** START Data listing **
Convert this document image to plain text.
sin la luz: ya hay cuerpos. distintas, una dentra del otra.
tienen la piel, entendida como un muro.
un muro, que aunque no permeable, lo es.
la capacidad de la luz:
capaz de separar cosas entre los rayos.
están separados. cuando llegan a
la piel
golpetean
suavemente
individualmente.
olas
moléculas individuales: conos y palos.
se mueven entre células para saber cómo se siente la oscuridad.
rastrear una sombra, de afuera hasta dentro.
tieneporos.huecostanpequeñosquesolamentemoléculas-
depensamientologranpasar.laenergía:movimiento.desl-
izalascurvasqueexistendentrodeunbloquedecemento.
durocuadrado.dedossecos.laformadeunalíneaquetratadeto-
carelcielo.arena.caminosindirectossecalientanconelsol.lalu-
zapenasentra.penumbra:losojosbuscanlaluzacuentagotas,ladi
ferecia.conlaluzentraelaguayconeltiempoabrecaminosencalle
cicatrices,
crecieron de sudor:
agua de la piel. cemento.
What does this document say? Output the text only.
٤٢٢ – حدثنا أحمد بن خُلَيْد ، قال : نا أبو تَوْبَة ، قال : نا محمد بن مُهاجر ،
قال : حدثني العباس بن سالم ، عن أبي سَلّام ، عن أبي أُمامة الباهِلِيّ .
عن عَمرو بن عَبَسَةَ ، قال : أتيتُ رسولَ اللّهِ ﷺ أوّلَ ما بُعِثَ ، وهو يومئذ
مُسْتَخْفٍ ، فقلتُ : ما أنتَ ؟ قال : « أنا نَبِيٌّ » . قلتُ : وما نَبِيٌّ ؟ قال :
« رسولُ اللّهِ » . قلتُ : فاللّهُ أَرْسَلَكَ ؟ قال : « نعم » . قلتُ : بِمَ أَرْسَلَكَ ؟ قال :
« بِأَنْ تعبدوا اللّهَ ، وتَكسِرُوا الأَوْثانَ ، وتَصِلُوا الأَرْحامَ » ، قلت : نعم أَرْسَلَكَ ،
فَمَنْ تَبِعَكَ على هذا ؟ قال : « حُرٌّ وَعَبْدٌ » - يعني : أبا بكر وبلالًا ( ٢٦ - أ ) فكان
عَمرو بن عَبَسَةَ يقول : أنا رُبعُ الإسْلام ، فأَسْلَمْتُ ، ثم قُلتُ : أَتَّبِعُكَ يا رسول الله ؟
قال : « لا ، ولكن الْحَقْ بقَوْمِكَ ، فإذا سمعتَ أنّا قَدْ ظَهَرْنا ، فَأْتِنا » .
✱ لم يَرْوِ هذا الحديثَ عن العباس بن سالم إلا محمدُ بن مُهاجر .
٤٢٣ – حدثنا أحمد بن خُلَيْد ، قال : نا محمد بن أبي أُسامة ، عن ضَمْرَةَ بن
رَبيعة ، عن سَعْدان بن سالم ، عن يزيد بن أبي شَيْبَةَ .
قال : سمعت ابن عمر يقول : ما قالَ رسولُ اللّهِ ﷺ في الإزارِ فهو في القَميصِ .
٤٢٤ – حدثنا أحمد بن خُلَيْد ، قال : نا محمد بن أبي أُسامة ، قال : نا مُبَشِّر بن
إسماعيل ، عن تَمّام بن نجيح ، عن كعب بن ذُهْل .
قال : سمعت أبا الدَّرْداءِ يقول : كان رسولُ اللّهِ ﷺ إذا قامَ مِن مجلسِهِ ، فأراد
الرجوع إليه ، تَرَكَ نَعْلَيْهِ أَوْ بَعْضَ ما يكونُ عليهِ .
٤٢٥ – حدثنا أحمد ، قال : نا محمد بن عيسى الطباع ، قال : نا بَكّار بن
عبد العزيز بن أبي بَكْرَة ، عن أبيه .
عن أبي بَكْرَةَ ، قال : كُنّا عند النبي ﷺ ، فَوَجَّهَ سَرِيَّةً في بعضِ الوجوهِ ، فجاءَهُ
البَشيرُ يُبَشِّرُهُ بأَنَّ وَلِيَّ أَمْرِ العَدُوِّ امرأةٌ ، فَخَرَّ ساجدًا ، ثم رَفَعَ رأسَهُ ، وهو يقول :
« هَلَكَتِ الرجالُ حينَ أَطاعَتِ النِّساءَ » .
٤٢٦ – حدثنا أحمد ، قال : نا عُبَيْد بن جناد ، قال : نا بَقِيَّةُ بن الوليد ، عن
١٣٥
** END Data listing **
**Given problem**. Give the complete listing a second time, exactly as it reads.

**Completed task**.
Convert this document image to plain text.
sin la luz: ya hay cuerpos. distintas, una dentra del otra.
tienen la piel, entendida como un muro.
un muro, que aunque no permeable, lo es.
la capacidad de la luz:
capaz de separar cosas entre los rayos.
están separados. cuando llegan a
la piel
golpetean
suavemente
individualmente.
olas
moléculas individuales: conos y palos.
se mueven entre células para saber cómo se siente la oscuridad.
rastrear una sombra, de afuera hasta dentro.
tieneporos.huecostanpequeñosquesolamentemoléculas-
depensamientologranpasar.laenergía:movimiento.desl-
izalascurvasqueexistendentrodeunbloquedecemento.
durocuadrado.dedossecos.laformadeunalíneaquetratadeto-
carelcielo.arena.caminosindirectossecalientanconelsol.lalu-
zapenasentra.penumbra:losojosbuscanlaluzacuentagotas,ladi
ferecia.conlaluzentraelaguayconeltiempoabrecaminosencalle
cicatrices,
crecieron de sudor:
agua de la piel. cemento.
What does this document say? Output the text only.
٤٢٢ – حدثنا أحمد بن خُلَيْد ، قال : نا أبو تَوْبَة ، قال : نا محمد بن مُهاجر ،
قال : حدثني العباس بن سالم ، عن أبي سَلّام ، عن أبي أُمامة الباهِلِيّ .
عن عَمرو بن عَبَسَةَ ، قال : أتيتُ رسولَ اللّهِ ﷺ أوّلَ ما بُعِثَ ، وهو يومئذ
مُسْتَخْفٍ ، فقلتُ : ما أنتَ ؟ قال : « أنا نَبِيٌّ » . قلتُ : وما نَبِيٌّ ؟ قال :
« رسولُ اللّهِ » . قلتُ : فاللّهُ أَرْسَلَكَ ؟ قال : « نعم » . قلتُ : بِمَ أَرْسَلَكَ ؟ قال :
« بِأَنْ تعبدوا اللّهَ ، وتَكسِرُوا الأَوْثانَ ، وتَصِلُوا الأَرْحامَ » ، قلت : نعم أَرْسَلَكَ ،
فَمَنْ تَبِعَكَ على هذا ؟ قال : « حُرٌّ وَعَبْدٌ » - يعني : أبا بكر وبلالًا ( ٢٦ - أ ) فكان
عَمرو بن عَبَسَةَ يقول : أنا رُبعُ الإسْلام ، فأَسْلَمْتُ ، ثم قُلتُ : أَتَّبِعُكَ يا رسول الله ؟
قال : « لا ، ولكن الْحَقْ بقَوْمِكَ ، فإذا سمعتَ أنّا قَدْ ظَهَرْنا ، فَأْتِنا » .
✱ لم يَرْوِ هذا الحديثَ عن العباس بن سالم إلا محمدُ بن مُهاجر .
٤٢٣ – حدثنا أحمد بن خُلَيْد ، قال : نا محمد بن أبي أُسامة ، عن ضَمْرَةَ بن
رَبيعة ، عن سَعْدان بن سالم ، عن يزيد بن أبي شَيْبَةَ .
قال : سمعت ابن عمر يقول : ما قالَ رسولُ اللّهِ ﷺ في الإزارِ فهو في القَميصِ .
٤٢٤ – حدثنا أحمد بن خُلَيْد ، قال : نا محمد بن أبي أُسامة ، قال : نا مُبَشِّر بن
إسماعيل ، عن تَمّام بن نجيح ، عن كعب بن ذُهْل .
قال : سمعت أبا الدَّرْداءِ يقول : كان رسولُ اللّهِ ﷺ إذا قامَ مِن مجلسِهِ ، فأراد
الرجوع إليه ، تَرَكَ نَعْلَيْهِ أَوْ بَعْضَ ما يكونُ عليهِ .
٤٢٥ – حدثنا أحمد ، قال : نا محمد بن عيسى الطباع ، قال : نا بَكّار بن
عبد العزيز بن أبي بَكْرَة ، عن أبيه .
عن أبي بَكْرَةَ ، قال : كُنّا عند النبي ﷺ ، فَوَجَّهَ سَرِيَّةً في بعضِ الوجوهِ ، فجاءَهُ
البَشيرُ يُبَشِّرُهُ بأَنَّ وَلِيَّ أَمْرِ العَدُوِّ امرأةٌ ، فَخَرَّ ساجدًا ، ثم رَفَعَ رأسَهُ ، وهو يقول :
« هَلَكَتِ الرجالُ حينَ أَطاعَتِ النِّساءَ » .
٤٢٦ – حدثنا أحمد ، قال : نا عُبَيْد بن جناد ، قال : نا بَقِيَّةُ بن الوليد ، عن
١٣٥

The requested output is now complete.